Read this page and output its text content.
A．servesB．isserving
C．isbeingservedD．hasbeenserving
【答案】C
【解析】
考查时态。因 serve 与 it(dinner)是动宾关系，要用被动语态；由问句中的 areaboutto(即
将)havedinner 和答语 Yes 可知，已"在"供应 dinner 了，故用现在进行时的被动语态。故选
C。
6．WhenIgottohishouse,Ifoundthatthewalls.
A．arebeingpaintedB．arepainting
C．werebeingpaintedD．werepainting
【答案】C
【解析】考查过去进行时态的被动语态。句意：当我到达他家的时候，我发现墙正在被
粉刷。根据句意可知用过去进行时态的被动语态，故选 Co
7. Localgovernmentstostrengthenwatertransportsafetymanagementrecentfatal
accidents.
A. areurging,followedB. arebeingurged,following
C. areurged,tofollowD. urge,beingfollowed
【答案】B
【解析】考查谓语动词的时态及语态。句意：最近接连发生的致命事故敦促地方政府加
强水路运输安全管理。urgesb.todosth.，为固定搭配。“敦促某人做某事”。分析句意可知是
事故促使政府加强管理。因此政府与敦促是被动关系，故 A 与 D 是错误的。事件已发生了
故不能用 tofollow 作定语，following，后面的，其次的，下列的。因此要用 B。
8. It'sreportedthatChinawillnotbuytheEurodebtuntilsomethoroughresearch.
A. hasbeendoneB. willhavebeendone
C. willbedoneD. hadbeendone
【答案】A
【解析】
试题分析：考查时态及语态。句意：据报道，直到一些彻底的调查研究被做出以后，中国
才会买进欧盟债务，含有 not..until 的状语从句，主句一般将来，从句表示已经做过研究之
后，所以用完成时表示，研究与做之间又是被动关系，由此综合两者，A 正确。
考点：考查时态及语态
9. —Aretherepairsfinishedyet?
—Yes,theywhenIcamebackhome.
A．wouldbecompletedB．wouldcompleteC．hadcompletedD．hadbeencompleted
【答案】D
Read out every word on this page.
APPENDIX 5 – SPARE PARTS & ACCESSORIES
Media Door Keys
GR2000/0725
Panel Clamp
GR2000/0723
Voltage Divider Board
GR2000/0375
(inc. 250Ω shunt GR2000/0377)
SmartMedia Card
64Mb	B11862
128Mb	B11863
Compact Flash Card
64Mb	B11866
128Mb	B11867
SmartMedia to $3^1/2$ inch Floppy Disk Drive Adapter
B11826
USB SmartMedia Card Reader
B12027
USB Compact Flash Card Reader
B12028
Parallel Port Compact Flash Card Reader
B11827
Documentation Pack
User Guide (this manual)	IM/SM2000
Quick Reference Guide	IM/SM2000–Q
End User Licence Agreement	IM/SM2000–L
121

● **GOAL**:
All of the entries should be written out again exactly.

● **TASK OUTPUT**:
Read this page and output its text content.
A．servesB．isserving
C．isbeingservedD．hasbeenserving
【答案】C
【解析】
考查时态。因 serve 与 it(dinner)是动宾关系，要用被动语态；由问句中的 areaboutto(即
将)havedinner 和答语 Yes 可知，已"在"供应 dinner 了，故用现在进行时的被动语态。故选
C。
6．WhenIgottohishouse,Ifoundthatthewalls.
A．arebeingpaintedB．arepainting
C．werebeingpaintedD．werepainting
【答案】C
【解析】考查过去进行时态的被动语态。句意：当我到达他家的时候，我发现墙正在被
粉刷。根据句意可知用过去进行时态的被动语态，故选 Co
7. Localgovernmentstostrengthenwatertransportsafetymanagementrecentfatal
accidents.
A. areurging,followedB. arebeingurged,following
C. areurged,tofollowD. urge,beingfollowed
【答案】B
【解析】考查谓语动词的时态及语态。句意：最近接连发生的致命事故敦促地方政府加
强水路运输安全管理。urgesb.todosth.，为固定搭配。“敦促某人做某事”。分析句意可知是
事故促使政府加强管理。因此政府与敦促是被动关系，故 A 与 D 是错误的。事件已发生了
故不能用 tofollow 作定语，following，后面的，其次的，下列的。因此要用 B。
8. It'sreportedthatChinawillnotbuytheEurodebtuntilsomethoroughresearch.
A. hasbeendoneB. willhavebeendone
C. willbedoneD. hadbeendone
【答案】A
【解析】
试题分析：考查时态及语态。句意：据报道，直到一些彻底的调查研究被做出以后，中国
才会买进欧盟债务，含有 not..until 的状语从句，主句一般将来，从句表示已经做过研究之
后，所以用完成时表示，研究与做之间又是被动关系，由此综合两者，A 正确。
考点：考查时态及语态
9. —Aretherepairsfinishedyet?
—Yes,theywhenIcamebackhome.
A．wouldbecompletedB．wouldcompleteC．hadcompletedD．hadbeencompleted
【答案】D
Read out every word on this page.
APPENDIX 5 – SPARE PARTS & ACCESSORIES
Media Door Keys
GR2000/0725
Panel Clamp
GR2000/0723
Voltage Divider Board
GR2000/0375
(inc. 250Ω shunt GR2000/0377)
SmartMedia Card
64Mb	B11862
128Mb	B11863
Compact Flash Card
64Mb	B11866
128Mb	B11867
SmartMedia to $3^1/2$ inch Floppy Disk Drive Adapter
B11826
USB SmartMedia Card Reader
B12027
USB Compact Flash Card Reader
B12028
Parallel Port Compact Flash Card Reader
B11827
Documentation Pack
User Guide (this manual)	IM/SM2000
Quick Reference Guide	IM/SM2000–Q
End User Licence Agreement	IM/SM2000–L
121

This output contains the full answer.